What to do:
Select lines where the word "President" appears.

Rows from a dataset

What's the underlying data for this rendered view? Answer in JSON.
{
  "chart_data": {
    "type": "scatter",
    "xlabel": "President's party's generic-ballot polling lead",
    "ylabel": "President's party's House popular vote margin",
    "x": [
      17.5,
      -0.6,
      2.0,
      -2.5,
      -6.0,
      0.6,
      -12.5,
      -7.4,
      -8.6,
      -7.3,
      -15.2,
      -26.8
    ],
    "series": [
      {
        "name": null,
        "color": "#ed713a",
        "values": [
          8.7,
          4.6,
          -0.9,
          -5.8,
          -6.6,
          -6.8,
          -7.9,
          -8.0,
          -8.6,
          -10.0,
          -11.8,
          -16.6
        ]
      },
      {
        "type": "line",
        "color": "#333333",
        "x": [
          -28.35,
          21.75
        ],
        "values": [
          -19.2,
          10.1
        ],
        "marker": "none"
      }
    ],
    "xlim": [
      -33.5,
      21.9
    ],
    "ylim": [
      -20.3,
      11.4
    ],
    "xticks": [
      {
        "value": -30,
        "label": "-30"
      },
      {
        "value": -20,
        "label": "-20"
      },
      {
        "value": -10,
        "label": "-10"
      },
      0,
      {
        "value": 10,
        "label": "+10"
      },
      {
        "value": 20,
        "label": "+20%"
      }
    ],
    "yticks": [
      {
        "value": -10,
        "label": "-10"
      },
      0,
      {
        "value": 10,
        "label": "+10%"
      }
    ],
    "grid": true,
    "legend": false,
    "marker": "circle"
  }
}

Final result:
    "xlabel": "President's party's generic-ballot polling lead",
    "ylabel": "President's party's House popular vote margin",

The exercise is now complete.